Update the data below by replacing every "Thème et logo" with "Theme and logo" and changing nothing else.

▬▬▬▬▬▬

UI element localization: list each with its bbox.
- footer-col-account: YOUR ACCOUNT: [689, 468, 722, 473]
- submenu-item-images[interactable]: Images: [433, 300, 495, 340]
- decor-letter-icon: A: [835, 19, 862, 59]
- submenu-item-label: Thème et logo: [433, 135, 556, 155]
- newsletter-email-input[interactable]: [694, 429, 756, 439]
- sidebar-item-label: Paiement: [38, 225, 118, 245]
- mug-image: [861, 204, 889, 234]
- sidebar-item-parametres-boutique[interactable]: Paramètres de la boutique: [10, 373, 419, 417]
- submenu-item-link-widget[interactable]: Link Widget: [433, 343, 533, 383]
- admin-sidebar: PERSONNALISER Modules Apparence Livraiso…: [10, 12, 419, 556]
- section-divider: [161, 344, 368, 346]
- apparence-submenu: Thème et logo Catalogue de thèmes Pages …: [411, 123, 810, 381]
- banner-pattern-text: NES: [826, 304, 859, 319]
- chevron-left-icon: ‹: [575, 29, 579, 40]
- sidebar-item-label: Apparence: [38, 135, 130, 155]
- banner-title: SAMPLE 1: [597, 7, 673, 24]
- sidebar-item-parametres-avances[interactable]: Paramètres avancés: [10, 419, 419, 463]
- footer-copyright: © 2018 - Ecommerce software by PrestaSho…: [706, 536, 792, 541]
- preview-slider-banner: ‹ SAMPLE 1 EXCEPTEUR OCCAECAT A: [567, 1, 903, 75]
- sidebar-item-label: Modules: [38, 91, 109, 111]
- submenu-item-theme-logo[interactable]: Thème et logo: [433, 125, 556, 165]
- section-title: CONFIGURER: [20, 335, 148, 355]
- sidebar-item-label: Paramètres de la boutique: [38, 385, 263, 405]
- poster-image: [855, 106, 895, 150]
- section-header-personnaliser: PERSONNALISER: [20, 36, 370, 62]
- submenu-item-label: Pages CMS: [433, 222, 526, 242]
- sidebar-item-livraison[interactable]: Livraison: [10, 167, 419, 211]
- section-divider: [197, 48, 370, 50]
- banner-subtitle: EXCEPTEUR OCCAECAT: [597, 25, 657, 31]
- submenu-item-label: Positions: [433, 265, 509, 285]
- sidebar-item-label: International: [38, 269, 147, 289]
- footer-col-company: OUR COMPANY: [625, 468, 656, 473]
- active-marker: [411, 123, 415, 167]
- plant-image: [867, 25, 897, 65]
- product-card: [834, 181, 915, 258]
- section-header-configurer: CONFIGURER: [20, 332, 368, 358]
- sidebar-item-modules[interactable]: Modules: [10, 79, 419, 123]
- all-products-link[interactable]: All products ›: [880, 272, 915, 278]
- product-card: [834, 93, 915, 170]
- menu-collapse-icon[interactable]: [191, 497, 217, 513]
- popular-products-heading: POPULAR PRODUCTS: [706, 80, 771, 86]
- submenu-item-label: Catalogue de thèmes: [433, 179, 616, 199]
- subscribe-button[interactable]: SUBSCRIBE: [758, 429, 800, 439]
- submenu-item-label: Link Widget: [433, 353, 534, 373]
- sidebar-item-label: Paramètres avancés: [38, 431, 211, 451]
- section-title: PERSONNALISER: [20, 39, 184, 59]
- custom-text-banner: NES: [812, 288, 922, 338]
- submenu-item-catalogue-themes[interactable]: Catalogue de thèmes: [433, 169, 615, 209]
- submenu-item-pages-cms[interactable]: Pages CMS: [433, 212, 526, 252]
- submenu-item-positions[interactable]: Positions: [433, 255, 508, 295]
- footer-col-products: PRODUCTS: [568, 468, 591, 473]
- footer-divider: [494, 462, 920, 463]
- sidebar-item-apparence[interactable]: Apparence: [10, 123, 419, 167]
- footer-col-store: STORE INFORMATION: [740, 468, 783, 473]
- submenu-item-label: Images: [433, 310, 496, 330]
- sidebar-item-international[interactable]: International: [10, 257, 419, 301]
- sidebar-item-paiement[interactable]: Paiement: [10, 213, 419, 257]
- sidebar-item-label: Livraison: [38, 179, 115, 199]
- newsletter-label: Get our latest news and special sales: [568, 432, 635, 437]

▬▬▬▬▬▬

# FINAL ANSWER
UI element localization: list each with its bbox.
- footer-col-account: YOUR ACCOUNT: [689, 468, 722, 473]
- submenu-item-images[interactable]: Images: [433, 300, 495, 340]
- decor-letter-icon: A: [835, 19, 862, 59]
- submenu-item-label: Theme and logo: [433, 135, 556, 155]
- newsletter-email-input[interactable]: [694, 429, 756, 439]
- sidebar-item-label: Paiement: [38, 225, 118, 245]
- mug-image: [861, 204, 889, 234]
- sidebar-item-parametres-boutique[interactable]: Paramètres de la boutique: [10, 373, 419, 417]
- submenu-item-link-widget[interactable]: Link Widget: [433, 343, 533, 383]
- admin-sidebar: PERSONNALISER Modules Apparence Livraiso…: [10, 12, 419, 556]
- section-divider: [161, 344, 368, 346]
- apparence-submenu: Theme and logo Catalogue de thèmes Pages …: [411, 123, 810, 381]
- banner-pattern-text: NES: [826, 304, 859, 319]
- chevron-left-icon: ‹: [575, 29, 579, 40]
- sidebar-item-label: Apparence: [38, 135, 130, 155]
- banner-title: SAMPLE 1: [597, 7, 673, 24]
- sidebar-item-parametres-avances[interactable]: Paramètres avancés: [10, 419, 419, 463]
- footer-copyright: © 2018 - Ecommerce software by PrestaSho…: [706, 536, 792, 541]
- preview-slider-banner: ‹ SAMPLE 1 EXCEPTEUR OCCAECAT A: [567, 1, 903, 75]
- sidebar-item-label: Modules: [38, 91, 109, 111]
- submenu-item-theme-logo[interactable]: Theme and logo: [433, 125, 556, 165]
- section-title: CONFIGURER: [20, 335, 148, 355]
- sidebar-item-label: Paramètres de la boutique: [38, 385, 263, 405]
- poster-image: [855, 106, 895, 150]
- section-header-personnaliser: PERSONNALISER: [20, 36, 370, 62]
- submenu-item-label: Pages CMS: [433, 222, 526, 242]
- sidebar-item-livraison[interactable]: Livraison: [10, 167, 419, 211]
- section-divider: [197, 48, 370, 50]
- banner-subtitle: EXCEPTEUR OCCAECAT: [597, 25, 657, 31]
- submenu-item-label: Positions: [433, 265, 509, 285]
- sidebar-item-label: International: [38, 269, 147, 289]
- footer-col-company: OUR COMPANY: [625, 468, 656, 473]
- active-marker: [411, 123, 415, 167]
- plant-image: [867, 25, 897, 65]
- product-card: [834, 181, 915, 258]
- section-header-configurer: CONFIGURER: [20, 332, 368, 358]
- sidebar-item-modules[interactable]: Modules: [10, 79, 419, 123]
- all-products-link[interactable]: All products ›: [880, 272, 915, 278]
- product-card: [834, 93, 915, 170]
- menu-collapse-icon[interactable]: [191, 497, 217, 513]
- popular-products-heading: POPULAR PRODUCTS: [706, 80, 771, 86]
- submenu-item-label: Catalogue de thèmes: [433, 179, 616, 199]
- subscribe-button[interactable]: SUBSCRIBE: [758, 429, 800, 439]
- submenu-item-label: Link Widget: [433, 353, 534, 373]
- sidebar-item-label: Paramètres avancés: [38, 431, 211, 451]
- section-title: PERSONNALISER: [20, 39, 184, 59]
- custom-text-banner: NES: [812, 288, 922, 338]
- submenu-item-catalogue-themes[interactable]: Catalogue de thèmes: [433, 169, 615, 209]
- submenu-item-pages-cms[interactable]: Pages CMS: [433, 212, 526, 252]
- submenu-item-positions[interactable]: Positions: [433, 255, 508, 295]
- footer-col-products: PRODUCTS: [568, 468, 591, 473]
- footer-divider: [494, 462, 920, 463]
- sidebar-item-apparence[interactable]: Apparence: [10, 123, 419, 167]
- footer-col-store: STORE INFORMATION: [740, 468, 783, 473]
- submenu-item-label: Images: [433, 310, 496, 330]
- sidebar-item-international[interactable]: International: [10, 257, 419, 301]
- sidebar-item-paiement[interactable]: Paiement: [10, 213, 419, 257]
- sidebar-item-label: Livraison: [38, 179, 115, 199]
- newsletter-label: Get our latest news and special sales: [568, 432, 635, 437]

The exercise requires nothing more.